Data listing
──────────

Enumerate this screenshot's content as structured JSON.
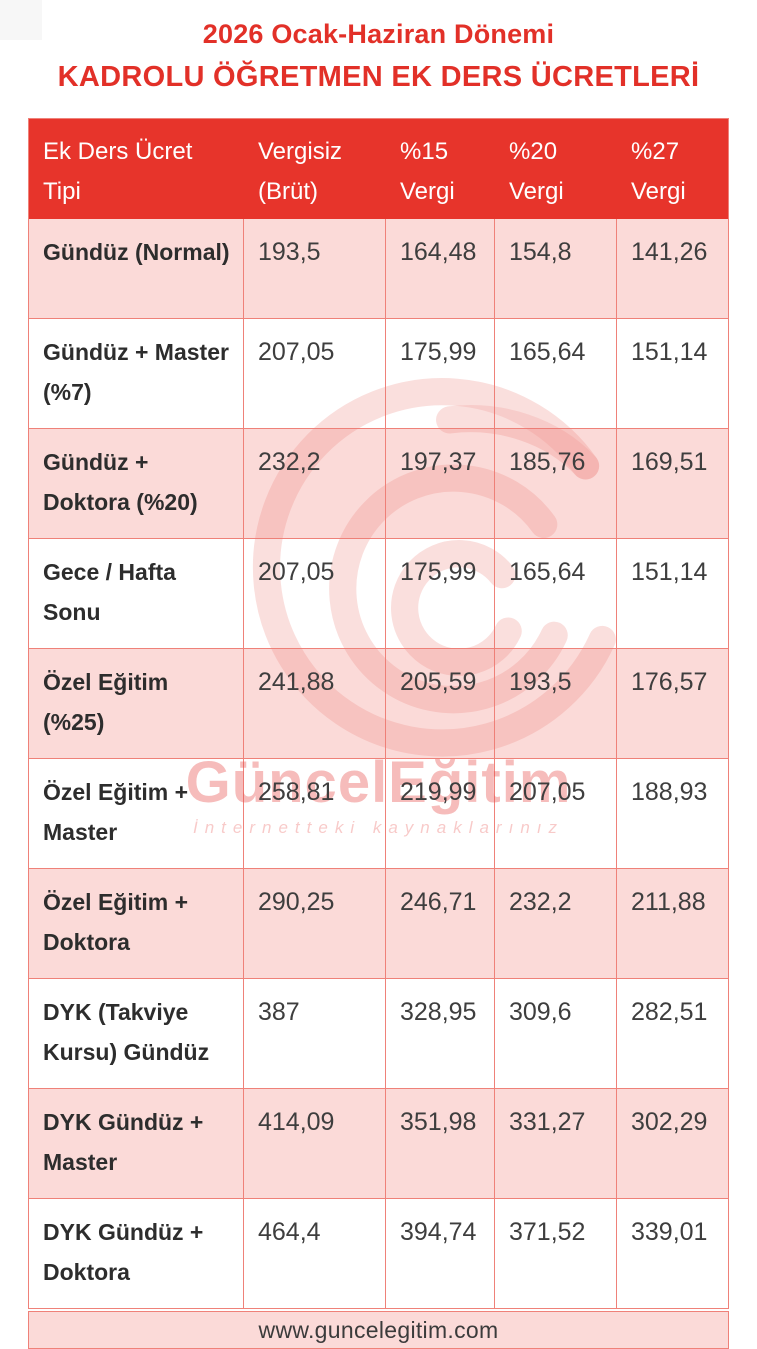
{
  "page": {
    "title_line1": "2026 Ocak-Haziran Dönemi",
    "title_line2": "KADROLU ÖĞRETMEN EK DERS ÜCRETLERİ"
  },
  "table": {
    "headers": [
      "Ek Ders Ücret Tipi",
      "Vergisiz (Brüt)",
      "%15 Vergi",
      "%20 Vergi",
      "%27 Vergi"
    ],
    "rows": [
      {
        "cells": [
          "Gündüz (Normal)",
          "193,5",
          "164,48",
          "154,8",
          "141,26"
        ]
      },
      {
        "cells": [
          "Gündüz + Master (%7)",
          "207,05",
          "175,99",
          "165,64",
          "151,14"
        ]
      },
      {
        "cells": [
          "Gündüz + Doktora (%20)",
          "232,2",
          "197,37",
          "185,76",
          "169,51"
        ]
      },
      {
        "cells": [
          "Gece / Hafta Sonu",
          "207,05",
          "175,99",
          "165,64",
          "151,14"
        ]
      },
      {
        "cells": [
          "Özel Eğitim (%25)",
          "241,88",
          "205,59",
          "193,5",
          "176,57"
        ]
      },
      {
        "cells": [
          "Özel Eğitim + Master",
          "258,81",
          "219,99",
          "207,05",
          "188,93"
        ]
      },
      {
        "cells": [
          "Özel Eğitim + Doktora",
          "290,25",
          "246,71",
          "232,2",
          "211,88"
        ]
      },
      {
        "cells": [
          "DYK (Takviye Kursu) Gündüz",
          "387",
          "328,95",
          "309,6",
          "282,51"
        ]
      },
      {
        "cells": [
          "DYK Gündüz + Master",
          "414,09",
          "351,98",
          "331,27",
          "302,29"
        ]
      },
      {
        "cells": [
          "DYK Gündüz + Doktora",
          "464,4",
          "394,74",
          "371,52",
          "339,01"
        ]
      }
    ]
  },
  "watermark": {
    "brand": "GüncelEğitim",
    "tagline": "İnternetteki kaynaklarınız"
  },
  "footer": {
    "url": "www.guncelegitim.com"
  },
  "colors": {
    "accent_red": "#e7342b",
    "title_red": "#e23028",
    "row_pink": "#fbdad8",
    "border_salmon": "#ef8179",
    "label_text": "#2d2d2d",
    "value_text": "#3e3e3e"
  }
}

──────────

PROBLEM TO SOLVE:
Show every line from the entries above in which the word "Özel" appears.

OUTPUT FOR THIS EXERCISE:
          "Özel Eğitim (%25)",
          "Özel Eğitim + Master",
          "Özel Eğitim + Doktora",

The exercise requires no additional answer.